(Data entries for graphics)

----------------------------------------

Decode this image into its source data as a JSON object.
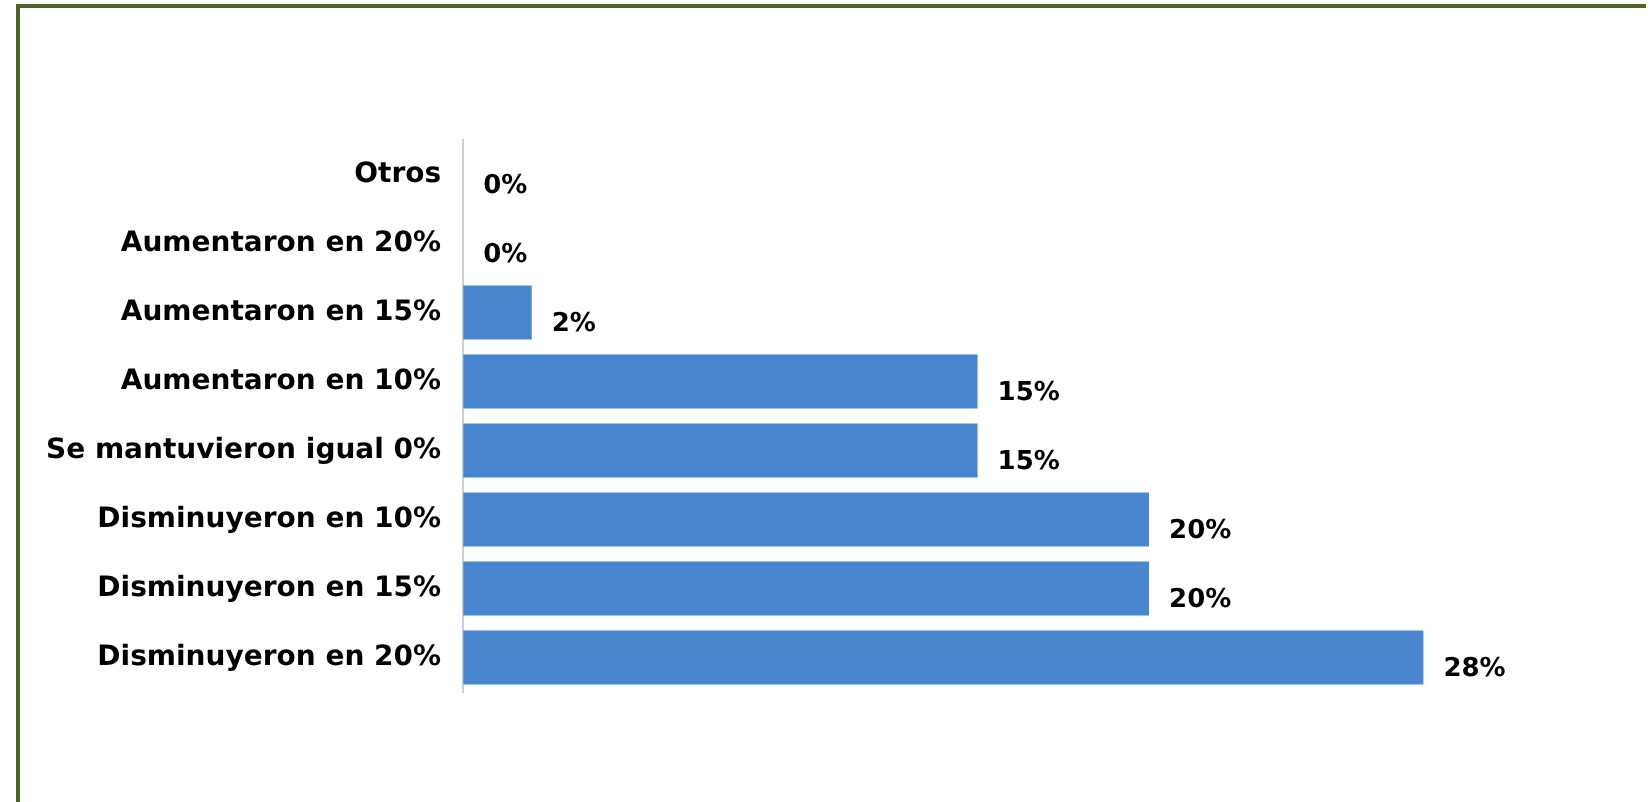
{
  "chart_data": {
    "type": "bar",
    "orientation": "horizontal",
    "tick_labels": "y",
    "categories": [
      "Otros",
      "Aumentaron en 20%",
      "Aumentaron en 15%",
      "Aumentaron en 10%",
      "Se mantuvieron igual 0%",
      "Disminuyeron en 10%",
      "Disminuyeron en 15%",
      "Disminuyeron en 20%"
    ],
    "values": [
      0,
      0,
      2,
      15,
      15,
      20,
      20,
      28
    ],
    "value_labels": [
      "0%",
      "0%",
      "2%",
      "15%",
      "15%",
      "20%",
      "20%",
      "28%"
    ],
    "color": "#4a86d0"
  }
}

----------------------------------------

• _What is asked_
Pick out every line of the listing containing the word "Disminuyeron", and show those lines.

• _Exercise response_
      "Disminuyeron en 10%",
      "Disminuyeron en 15%",
      "Disminuyeron en 20%"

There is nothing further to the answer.